WHAT IS EXPECTED - The exercise asks for every line of the data to be reproduced exactly.

DATA LISTING -
— begin —

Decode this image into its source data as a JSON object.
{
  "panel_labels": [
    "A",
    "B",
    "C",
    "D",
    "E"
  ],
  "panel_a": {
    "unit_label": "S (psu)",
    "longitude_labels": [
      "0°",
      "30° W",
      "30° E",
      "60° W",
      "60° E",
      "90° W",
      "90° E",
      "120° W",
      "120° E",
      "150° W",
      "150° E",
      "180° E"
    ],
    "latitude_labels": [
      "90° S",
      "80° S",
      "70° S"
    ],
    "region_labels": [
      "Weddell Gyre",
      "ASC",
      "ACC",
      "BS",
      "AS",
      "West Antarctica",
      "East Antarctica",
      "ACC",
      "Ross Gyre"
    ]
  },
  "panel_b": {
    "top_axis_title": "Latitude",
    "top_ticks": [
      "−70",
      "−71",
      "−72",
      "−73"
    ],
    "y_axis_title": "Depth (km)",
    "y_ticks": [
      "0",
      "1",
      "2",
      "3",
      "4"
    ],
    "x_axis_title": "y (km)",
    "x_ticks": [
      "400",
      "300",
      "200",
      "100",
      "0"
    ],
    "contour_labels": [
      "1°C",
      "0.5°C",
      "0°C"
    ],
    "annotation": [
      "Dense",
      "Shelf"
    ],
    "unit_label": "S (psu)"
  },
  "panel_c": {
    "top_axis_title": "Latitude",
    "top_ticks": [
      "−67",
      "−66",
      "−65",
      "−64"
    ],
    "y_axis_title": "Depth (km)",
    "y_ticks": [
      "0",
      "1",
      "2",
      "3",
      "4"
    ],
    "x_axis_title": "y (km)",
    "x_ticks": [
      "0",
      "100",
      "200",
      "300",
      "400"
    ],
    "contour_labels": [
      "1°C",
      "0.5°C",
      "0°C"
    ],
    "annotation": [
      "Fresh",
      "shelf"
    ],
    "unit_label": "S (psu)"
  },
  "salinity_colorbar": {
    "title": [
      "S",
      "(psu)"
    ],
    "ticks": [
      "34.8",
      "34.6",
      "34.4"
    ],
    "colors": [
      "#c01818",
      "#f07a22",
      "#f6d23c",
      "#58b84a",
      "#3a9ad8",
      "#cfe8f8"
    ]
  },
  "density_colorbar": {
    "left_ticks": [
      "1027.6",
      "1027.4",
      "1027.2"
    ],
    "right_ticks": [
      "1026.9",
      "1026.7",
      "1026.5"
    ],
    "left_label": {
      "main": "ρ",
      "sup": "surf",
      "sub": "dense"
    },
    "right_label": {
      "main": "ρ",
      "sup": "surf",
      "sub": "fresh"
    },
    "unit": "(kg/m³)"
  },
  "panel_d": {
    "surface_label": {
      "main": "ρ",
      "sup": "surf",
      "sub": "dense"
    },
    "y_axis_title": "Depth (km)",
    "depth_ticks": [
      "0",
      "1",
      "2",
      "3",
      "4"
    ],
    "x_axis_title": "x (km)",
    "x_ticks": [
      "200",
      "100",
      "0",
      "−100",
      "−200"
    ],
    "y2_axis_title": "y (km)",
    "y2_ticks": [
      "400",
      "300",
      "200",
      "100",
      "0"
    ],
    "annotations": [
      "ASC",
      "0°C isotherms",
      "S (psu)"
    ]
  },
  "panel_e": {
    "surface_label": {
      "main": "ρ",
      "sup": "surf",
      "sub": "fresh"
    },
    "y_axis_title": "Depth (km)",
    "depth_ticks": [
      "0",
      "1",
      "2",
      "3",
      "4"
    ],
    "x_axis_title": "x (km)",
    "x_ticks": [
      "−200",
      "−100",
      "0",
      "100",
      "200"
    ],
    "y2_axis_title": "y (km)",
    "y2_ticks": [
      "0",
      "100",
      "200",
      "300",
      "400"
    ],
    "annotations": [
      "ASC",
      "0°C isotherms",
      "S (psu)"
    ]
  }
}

— end —

CORRECT RESPONSE -
Decode this image into its source data as a JSON object.
{
  "panel_labels": [
    "A",
    "B",
    "C",
    "D",
    "E"
  ],
  "panel_a": {
    "unit_label": "S (psu)",
    "longitude_labels": [
      "0°",
      "30° W",
      "30° E",
      "60° W",
      "60° E",
      "90° W",
      "90° E",
      "120° W",
      "120° E",
      "150° W",
      "150° E",
      "180° E"
    ],
    "latitude_labels": [
      "90° S",
      "80° S",
      "70° S"
    ],
    "region_labels": [
      "Weddell Gyre",
      "ASC",
      "ACC",
      "BS",
      "AS",
      "West Antarctica",
      "East Antarctica",
      "ACC",
      "Ross Gyre"
    ]
  },
  "panel_b": {
    "top_axis_title": "Latitude",
    "top_ticks": [
      "−70",
      "−71",
      "−72",
      "−73"
    ],
    "y_axis_title": "Depth (km)",
    "y_ticks": [
      "0",
      "1",
      "2",
      "3",
      "4"
    ],
    "x_axis_title": "y (km)",
    "x_ticks": [
      "400",
      "300",
      "200",
      "100",
      "0"
    ],
    "contour_labels": [
      "1°C",
      "0.5°C",
      "0°C"
    ],
    "annotation": [
      "Dense",
      "Shelf"
    ],
    "unit_label": "S (psu)"
  },
  "panel_c": {
    "top_axis_title": "Latitude",
    "top_ticks": [
      "−67",
      "−66",
      "−65",
      "−64"
    ],
    "y_axis_title": "Depth (km)",
    "y_ticks": [
      "0",
      "1",
      "2",
      "3",
      "4"
    ],
    "x_axis_title": "y (km)",
    "x_ticks": [
      "0",
      "100",
      "200",
      "300",
      "400"
    ],
    "contour_labels": [
      "1°C",
      "0.5°C",
      "0°C"
    ],
    "annotation": [
      "Fresh",
      "shelf"
    ],
    "unit_label": "S (psu)"
  },
  "salinity_colorbar": {
    "title": [
      "S",
      "(psu)"
    ],
    "ticks": [
      "34.8",
      "34.6",
      "34.4"
    ],
    "colors": [
      "#c01818",
      "#f07a22",
      "#f6d23c",
      "#58b84a",
      "#3a9ad8",
      "#cfe8f8"
    ]
  },
  "density_colorbar": {
    "left_ticks": [
      "1027.6",
      "1027.4",
      "1027.2"
    ],
    "right_ticks": [
      "1026.9",
      "1026.7",
      "1026.5"
    ],
    "left_label": {
      "main": "ρ",
      "sup": "surf",
      "sub": "dense"
    },
    "right_label": {
      "main": "ρ",
      "sup": "surf",
      "sub": "fresh"
    },
    "unit": "(kg/m³)"
  },
  "panel_d": {
    "surface_label": {
      "main": "ρ",
      "sup": "surf",
      "sub": "dense"
    },
    "y_axis_title": "Depth (km)",
    "depth_ticks": [
      "0",
      "1",
      "2",
      "3",
      "4"
    ],
    "x_axis_title": "x (km)",
    "x_ticks": [
      "200",
      "100",
      "0",
      "−100",
      "−200"
    ],
    "y2_axis_title": "y (km)",
    "y2_ticks": [
      "400",
      "300",
      "200",
      "100",
      "0"
    ],
    "annotations": [
      "ASC",
      "0°C isotherms",
      "S (psu)"
    ]
  },
  "panel_e": {
    "surface_label": {
      "main": "ρ",
      "sup": "surf",
      "sub": "fresh"
    },
    "y_axis_title": "Depth (km)",
    "depth_ticks": [
      "0",
      "1",
      "2",
      "3",
      "4"
    ],
    "x_axis_title": "x (km)",
    "x_ticks": [
      "−200",
      "−100",
      "0",
      "100",
      "200"
    ],
    "y2_axis_title": "y (km)",
    "y2_ticks": [
      "0",
      "100",
      "200",
      "300",
      "400"
    ],
    "annotations": [
      "ASC",
      "0°C isotherms",
      "S (psu)"
    ]
  }
}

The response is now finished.